⟨

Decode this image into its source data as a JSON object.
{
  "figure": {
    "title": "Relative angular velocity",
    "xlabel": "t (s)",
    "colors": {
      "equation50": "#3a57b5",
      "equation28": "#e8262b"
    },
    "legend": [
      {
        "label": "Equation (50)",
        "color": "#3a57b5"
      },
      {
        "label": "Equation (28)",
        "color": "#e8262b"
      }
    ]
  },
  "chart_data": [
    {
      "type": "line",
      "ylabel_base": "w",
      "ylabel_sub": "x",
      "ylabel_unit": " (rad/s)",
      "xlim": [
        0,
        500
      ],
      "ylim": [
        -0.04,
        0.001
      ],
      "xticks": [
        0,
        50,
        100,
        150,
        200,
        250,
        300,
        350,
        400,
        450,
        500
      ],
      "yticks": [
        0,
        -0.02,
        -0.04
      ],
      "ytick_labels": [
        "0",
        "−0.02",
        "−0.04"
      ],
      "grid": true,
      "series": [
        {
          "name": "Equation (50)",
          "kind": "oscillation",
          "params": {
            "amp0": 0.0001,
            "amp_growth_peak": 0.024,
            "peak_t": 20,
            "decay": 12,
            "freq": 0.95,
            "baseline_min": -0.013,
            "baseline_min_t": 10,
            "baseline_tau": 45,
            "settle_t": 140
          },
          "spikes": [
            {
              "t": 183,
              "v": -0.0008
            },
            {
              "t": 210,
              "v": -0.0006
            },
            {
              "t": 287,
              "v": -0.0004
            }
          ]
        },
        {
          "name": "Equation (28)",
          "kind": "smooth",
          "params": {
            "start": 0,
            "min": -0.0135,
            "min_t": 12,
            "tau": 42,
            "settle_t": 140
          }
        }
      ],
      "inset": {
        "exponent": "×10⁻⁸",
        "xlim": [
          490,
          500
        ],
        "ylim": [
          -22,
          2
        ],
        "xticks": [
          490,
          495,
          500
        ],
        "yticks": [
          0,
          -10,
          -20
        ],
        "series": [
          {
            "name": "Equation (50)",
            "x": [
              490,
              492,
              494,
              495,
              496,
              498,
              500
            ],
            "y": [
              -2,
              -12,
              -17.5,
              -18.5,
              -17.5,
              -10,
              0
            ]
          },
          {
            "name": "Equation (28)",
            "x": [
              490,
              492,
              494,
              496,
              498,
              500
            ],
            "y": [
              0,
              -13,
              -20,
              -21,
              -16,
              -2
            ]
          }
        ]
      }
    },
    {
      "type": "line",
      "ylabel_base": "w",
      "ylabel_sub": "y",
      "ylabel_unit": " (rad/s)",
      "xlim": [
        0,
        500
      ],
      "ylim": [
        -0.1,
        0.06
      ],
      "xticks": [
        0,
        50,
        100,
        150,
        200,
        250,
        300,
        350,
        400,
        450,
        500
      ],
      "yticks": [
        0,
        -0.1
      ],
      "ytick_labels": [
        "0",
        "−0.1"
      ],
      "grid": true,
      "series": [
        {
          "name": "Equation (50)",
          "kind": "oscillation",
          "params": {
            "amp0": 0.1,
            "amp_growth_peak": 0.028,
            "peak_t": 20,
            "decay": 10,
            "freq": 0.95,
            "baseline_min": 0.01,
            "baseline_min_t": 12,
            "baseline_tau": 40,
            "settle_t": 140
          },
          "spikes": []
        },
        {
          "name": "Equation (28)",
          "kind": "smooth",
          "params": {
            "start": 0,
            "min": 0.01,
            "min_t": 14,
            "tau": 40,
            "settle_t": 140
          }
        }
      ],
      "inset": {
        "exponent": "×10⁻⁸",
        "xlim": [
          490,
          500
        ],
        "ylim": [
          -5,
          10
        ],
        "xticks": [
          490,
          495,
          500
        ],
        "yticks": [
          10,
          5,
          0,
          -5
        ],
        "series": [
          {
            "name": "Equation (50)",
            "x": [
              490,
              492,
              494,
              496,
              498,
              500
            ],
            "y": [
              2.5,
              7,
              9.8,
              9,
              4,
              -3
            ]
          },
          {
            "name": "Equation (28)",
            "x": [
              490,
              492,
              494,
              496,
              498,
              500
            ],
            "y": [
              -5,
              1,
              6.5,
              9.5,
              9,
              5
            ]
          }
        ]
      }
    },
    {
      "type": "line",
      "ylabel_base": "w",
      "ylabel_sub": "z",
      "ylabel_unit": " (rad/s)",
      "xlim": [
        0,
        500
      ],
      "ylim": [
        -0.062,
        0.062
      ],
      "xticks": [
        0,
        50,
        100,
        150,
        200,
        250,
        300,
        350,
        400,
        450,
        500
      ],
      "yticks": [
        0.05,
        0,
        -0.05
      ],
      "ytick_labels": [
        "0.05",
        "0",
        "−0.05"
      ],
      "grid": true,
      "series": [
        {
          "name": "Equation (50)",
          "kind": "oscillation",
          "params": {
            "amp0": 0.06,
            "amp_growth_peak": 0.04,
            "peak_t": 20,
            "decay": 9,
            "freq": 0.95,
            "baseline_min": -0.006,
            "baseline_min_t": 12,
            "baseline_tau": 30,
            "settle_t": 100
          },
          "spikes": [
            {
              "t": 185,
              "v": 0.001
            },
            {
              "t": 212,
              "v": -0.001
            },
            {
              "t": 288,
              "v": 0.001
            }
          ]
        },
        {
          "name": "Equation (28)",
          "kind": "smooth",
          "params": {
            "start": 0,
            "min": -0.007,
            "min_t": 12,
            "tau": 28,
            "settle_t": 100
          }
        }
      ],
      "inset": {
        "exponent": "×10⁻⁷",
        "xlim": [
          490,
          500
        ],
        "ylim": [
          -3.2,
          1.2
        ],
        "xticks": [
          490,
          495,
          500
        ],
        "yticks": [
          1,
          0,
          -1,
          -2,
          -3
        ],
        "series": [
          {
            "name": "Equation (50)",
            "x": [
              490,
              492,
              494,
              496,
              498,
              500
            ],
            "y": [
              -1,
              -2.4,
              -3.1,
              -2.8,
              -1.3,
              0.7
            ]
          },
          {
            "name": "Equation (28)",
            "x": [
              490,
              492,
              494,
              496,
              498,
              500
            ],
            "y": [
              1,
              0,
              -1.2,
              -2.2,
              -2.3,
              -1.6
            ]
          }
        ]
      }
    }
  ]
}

⟩

◆ **Instruction**
Repeat the listing exactly, from its first line to its last.

◆ **Solution for this task**
Decode this image into its source data as a JSON object.
{
  "figure": {
    "title": "Relative angular velocity",
    "xlabel": "t (s)",
    "colors": {
      "equation50": "#3a57b5",
      "equation28": "#e8262b"
    },
    "legend": [
      {
        "label": "Equation (50)",
        "color": "#3a57b5"
      },
      {
        "label": "Equation (28)",
        "color": "#e8262b"
      }
    ]
  },
  "chart_data": [
    {
      "type": "line",
      "ylabel_base": "w",
      "ylabel_sub": "x",
      "ylabel_unit": " (rad/s)",
      "xlim": [
        0,
        500
      ],
      "ylim": [
        -0.04,
        0.001
      ],
      "xticks": [
        0,
        50,
        100,
        150,
        200,
        250,
        300,
        350,
        400,
        450,
        500
      ],
      "yticks": [
        0,
        -0.02,
        -0.04
      ],
      "ytick_labels": [
        "0",
        "−0.02",
        "−0.04"
      ],
      "grid": true,
      "series": [
        {
          "name": "Equation (50)",
          "kind": "oscillation",
          "params": {
            "amp0": 0.0001,
            "amp_growth_peak": 0.024,
            "peak_t": 20,
            "decay": 12,
            "freq": 0.95,
            "baseline_min": -0.013,
            "baseline_min_t": 10,
            "baseline_tau": 45,
            "settle_t": 140
          },
          "spikes": [
            {
              "t": 183,
              "v": -0.0008
            },
            {
              "t": 210,
              "v": -0.0006
            },
            {
              "t": 287,
              "v": -0.0004
            }
          ]
        },
        {
          "name": "Equation (28)",
          "kind": "smooth",
          "params": {
            "start": 0,
            "min": -0.0135,
            "min_t": 12,
            "tau": 42,
            "settle_t": 140
          }
        }
      ],
      "inset": {
        "exponent": "×10⁻⁸",
        "xlim": [
          490,
          500
        ],
        "ylim": [
          -22,
          2
        ],
        "xticks": [
          490,
          495,
          500
        ],
        "yticks": [
          0,
          -10,
          -20
        ],
        "series": [
          {
            "name": "Equation (50)",
            "x": [
              490,
              492,
              494,
              495,
              496,
              498,
              500
            ],
            "y": [
              -2,
              -12,
              -17.5,
              -18.5,
              -17.5,
              -10,
              0
            ]
          },
          {
            "name": "Equation (28)",
            "x": [
              490,
              492,
              494,
              496,
              498,
              500
            ],
            "y": [
              0,
              -13,
              -20,
              -21,
              -16,
              -2
            ]
          }
        ]
      }
    },
    {
      "type": "line",
      "ylabel_base": "w",
      "ylabel_sub": "y",
      "ylabel_unit": " (rad/s)",
      "xlim": [
        0,
        500
      ],
      "ylim": [
        -0.1,
        0.06
      ],
      "xticks": [
        0,
        50,
        100,
        150,
        200,
        250,
        300,
        350,
        400,
        450,
        500
      ],
      "yticks": [
        0,
        -0.1
      ],
      "ytick_labels": [
        "0",
        "−0.1"
      ],
      "grid": true,
      "series": [
        {
          "name": "Equation (50)",
          "kind": "oscillation",
          "params": {
            "amp0": 0.1,
            "amp_growth_peak": 0.028,
            "peak_t": 20,
            "decay": 10,
            "freq": 0.95,
            "baseline_min": 0.01,
            "baseline_min_t": 12,
            "baseline_tau": 40,
            "settle_t": 140
          },
          "spikes": []
        },
        {
          "name": "Equation (28)",
          "kind": "smooth",
          "params": {
            "start": 0,
            "min": 0.01,
            "min_t": 14,
            "tau": 40,
            "settle_t": 140
          }
        }
      ],
      "inset": {
        "exponent": "×10⁻⁸",
        "xlim": [
          490,
          500
        ],
        "ylim": [
          -5,
          10
        ],
        "xticks": [
          490,
          495,
          500
        ],
        "yticks": [
          10,
          5,
          0,
          -5
        ],
        "series": [
          {
            "name": "Equation (50)",
            "x": [
              490,
              492,
              494,
              496,
              498,
              500
            ],
            "y": [
              2.5,
              7,
              9.8,
              9,
              4,
              -3
            ]
          },
          {
            "name": "Equation (28)",
            "x": [
              490,
              492,
              494,
              496,
              498,
              500
            ],
            "y": [
              -5,
              1,
              6.5,
              9.5,
              9,
              5
            ]
          }
        ]
      }
    },
    {
      "type": "line",
      "ylabel_base": "w",
      "ylabel_sub": "z",
      "ylabel_unit": " (rad/s)",
      "xlim": [
        0,
        500
      ],
      "ylim": [
        -0.062,
        0.062
      ],
      "xticks": [
        0,
        50,
        100,
        150,
        200,
        250,
        300,
        350,
        400,
        450,
        500
      ],
      "yticks": [
        0.05,
        0,
        -0.05
      ],
      "ytick_labels": [
        "0.05",
        "0",
        "−0.05"
      ],
      "grid": true,
      "series": [
        {
          "name": "Equation (50)",
          "kind": "oscillation",
          "params": {
            "amp0": 0.06,
            "amp_growth_peak": 0.04,
            "peak_t": 20,
            "decay": 9,
            "freq": 0.95,
            "baseline_min": -0.006,
            "baseline_min_t": 12,
            "baseline_tau": 30,
            "settle_t": 100
          },
          "spikes": [
            {
              "t": 185,
              "v": 0.001
            },
            {
              "t": 212,
              "v": -0.001
            },
            {
              "t": 288,
              "v": 0.001
            }
          ]
        },
        {
          "name": "Equation (28)",
          "kind": "smooth",
          "params": {
            "start": 0,
            "min": -0.007,
            "min_t": 12,
            "tau": 28,
            "settle_t": 100
          }
        }
      ],
      "inset": {
        "exponent": "×10⁻⁷",
        "xlim": [
          490,
          500
        ],
        "ylim": [
          -3.2,
          1.2
        ],
        "xticks": [
          490,
          495,
          500
        ],
        "yticks": [
          1,
          0,
          -1,
          -2,
          -3
        ],
        "series": [
          {
            "name": "Equation (50)",
            "x": [
              490,
              492,
              494,
              496,
              498,
              500
            ],
            "y": [
              -1,
              -2.4,
              -3.1,
              -2.8,
              -1.3,
              0.7
            ]
          },
          {
            "name": "Equation (28)",
            "x": [
              490,
              492,
              494,
              496,
              498,
              500
            ],
            "y": [
              1,
              0,
              -1.2,
              -2.2,
              -2.3,
              -1.6
            ]
          }
        ]
      }
    }
  ]
}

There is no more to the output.